__Description of the task__.
Single out each line with the word "était" and copy it.

>> Start

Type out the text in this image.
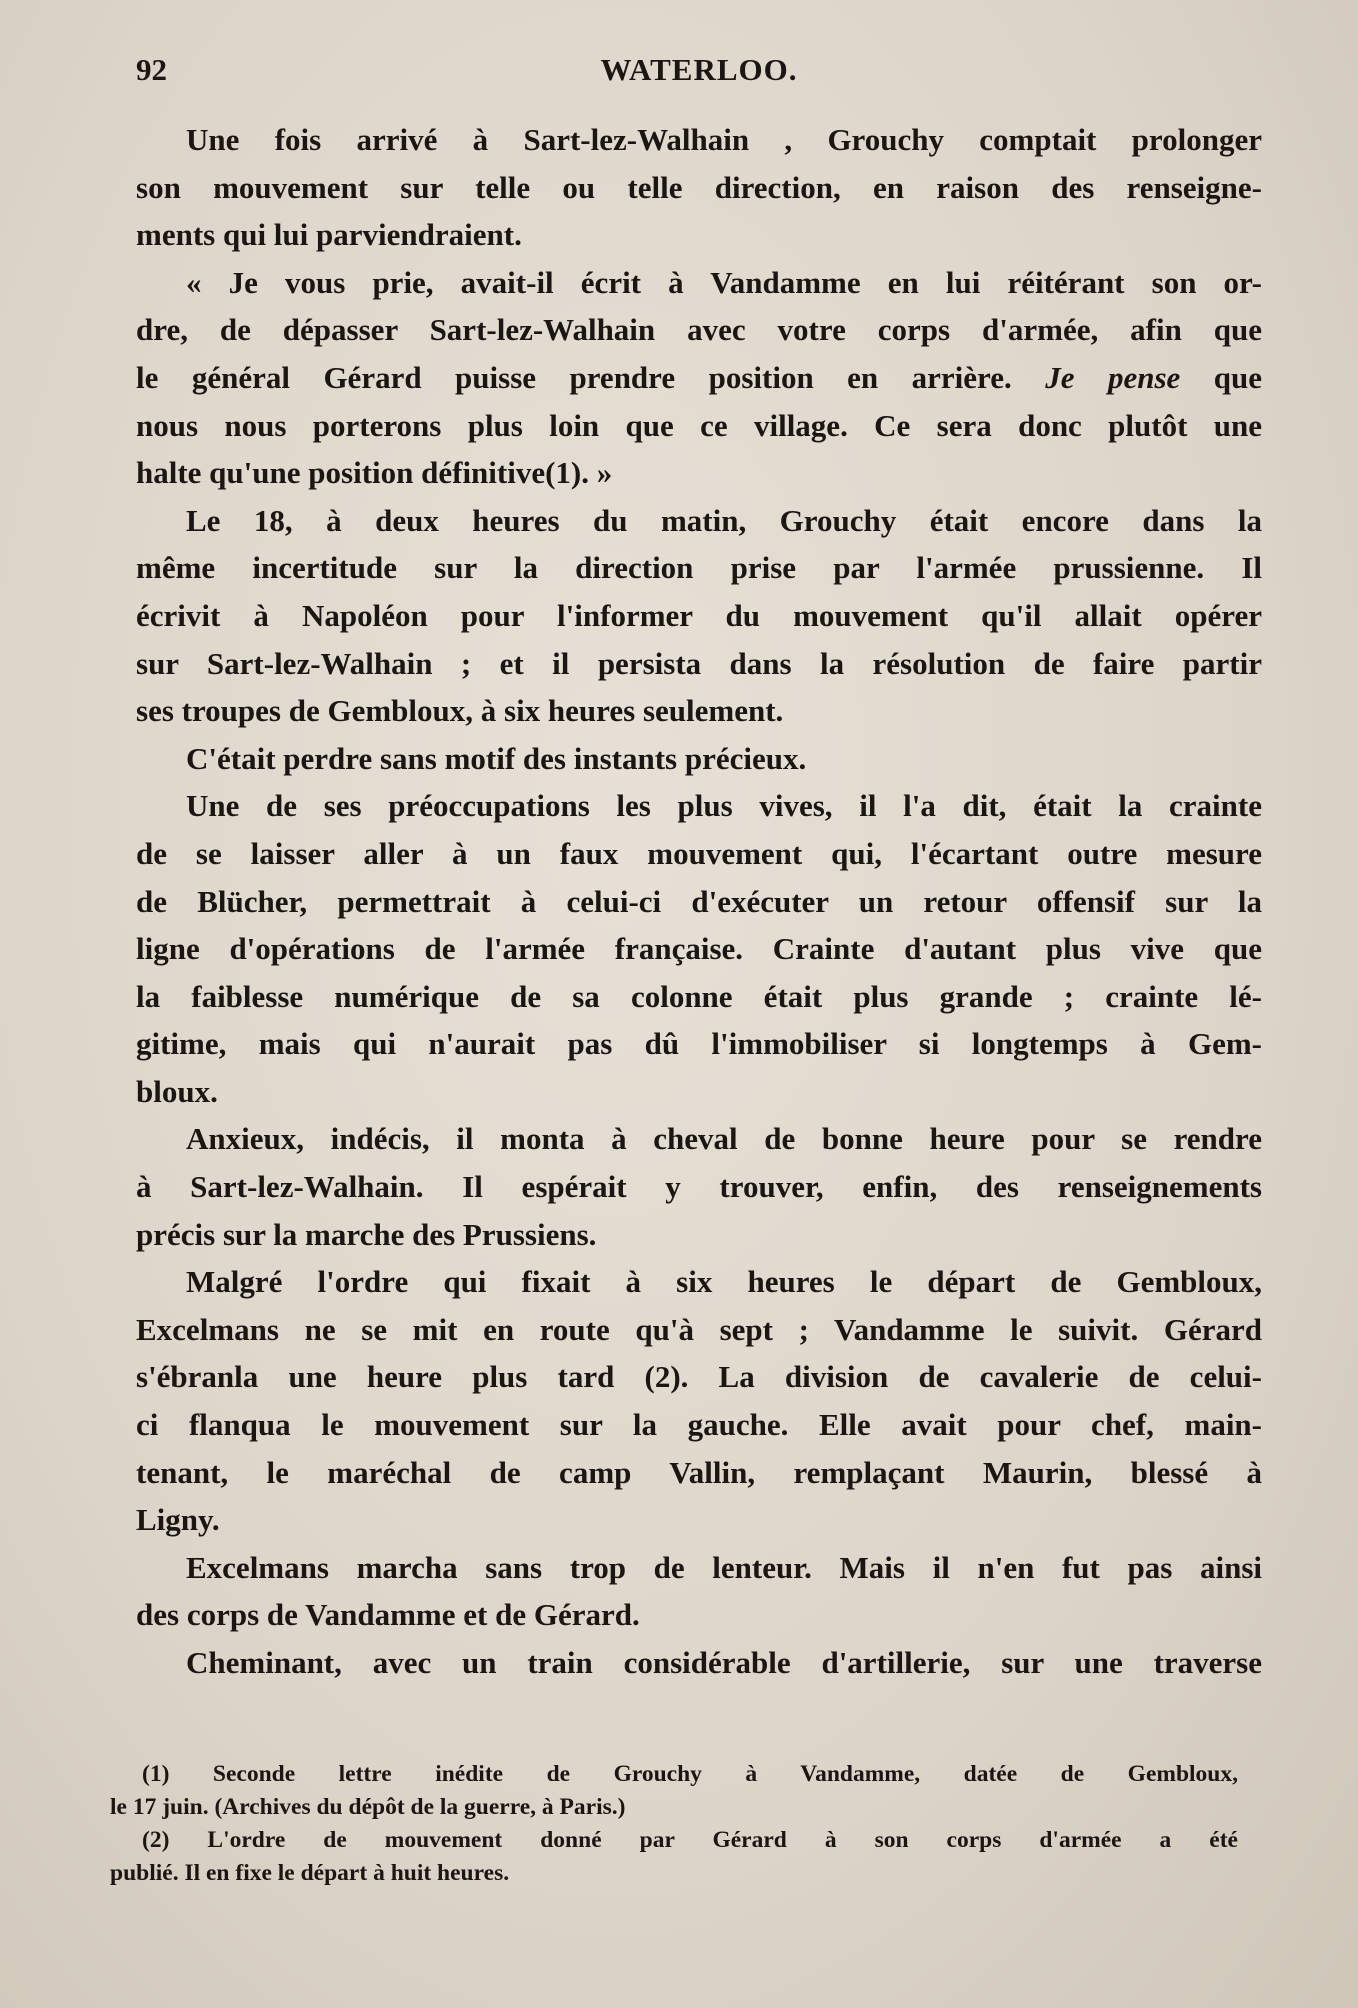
92	WATERLOO.
Une fois arrivé à Sart-lez-Walhain , Grouchy comptait prolonger
son mouvement sur telle ou telle direction, en raison des renseigne-
ments qui lui parviendraient.
« Je vous prie, avait-il écrit à Vandamme en lui réitérant son or-
dre, de dépasser Sart-lez-Walhain avec votre corps d'armée, afin que
le général Gérard puisse prendre position en arrière. Je pense que
nous nous porterons plus loin que ce village. Ce sera donc plutôt une
halte qu'une position définitive(1). »
Le 18, à deux heures du matin, Grouchy était encore dans la
même incertitude sur la direction prise par l'armée prussienne. Il
écrivit à Napoléon pour l'informer du mouvement qu'il allait opérer
sur Sart-lez-Walhain ; et il persista dans la résolution de faire partir
ses troupes de Gembloux, à six heures seulement.
C'était perdre sans motif des instants précieux.
Une de ses préoccupations les plus vives, il l'a dit, était la crainte
de se laisser aller à un faux mouvement qui, l'écartant outre mesure
de Blücher, permettrait à celui-ci d'exécuter un retour offensif sur la
ligne d'opérations de l'armée française. Crainte d'autant plus vive que
la faiblesse numérique de sa colonne était plus grande ; crainte lé-
gitime, mais qui n'aurait pas dû l'immobiliser si longtemps à Gem-
bloux.
Anxieux, indécis, il monta à cheval de bonne heure pour se rendre
à Sart-lez-Walhain. Il espérait y trouver, enfin, des renseignements
précis sur la marche des Prussiens.
Malgré l'ordre qui fixait à six heures le départ de Gembloux,
Excelmans ne se mit en route qu'à sept ; Vandamme le suivit. Gérard
s'ébranla une heure plus tard (2). La division de cavalerie de celui-
ci flanqua le mouvement sur la gauche. Elle avait pour chef, main-
tenant, le maréchal de camp Vallin, remplaçant Maurin, blessé à
Ligny.
Excelmans marcha sans trop de lenteur. Mais il n'en fut pas ainsi
des corps de Vandamme et de Gérard.
Cheminant, avec un train considérable d'artillerie, sur une traverse
(1) Seconde lettre inédite de Grouchy à Vandamme, datée de Gembloux,
le 17 juin. (Archives du dépôt de la guerre, à Paris.)
(2) L'ordre de mouvement donné par Gérard à son corps d'armée a été
publié. Il en fixe le départ à huit heures.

>> End

__Exercise result__.
Le 18, à deux heures du matin, Grouchy était encore dans la
C'était perdre sans motif des instants précieux.
Une de ses préoccupations les plus vives, il l'a dit, était la crainte
la faiblesse numérique de sa colonne était plus grande ; crainte lé-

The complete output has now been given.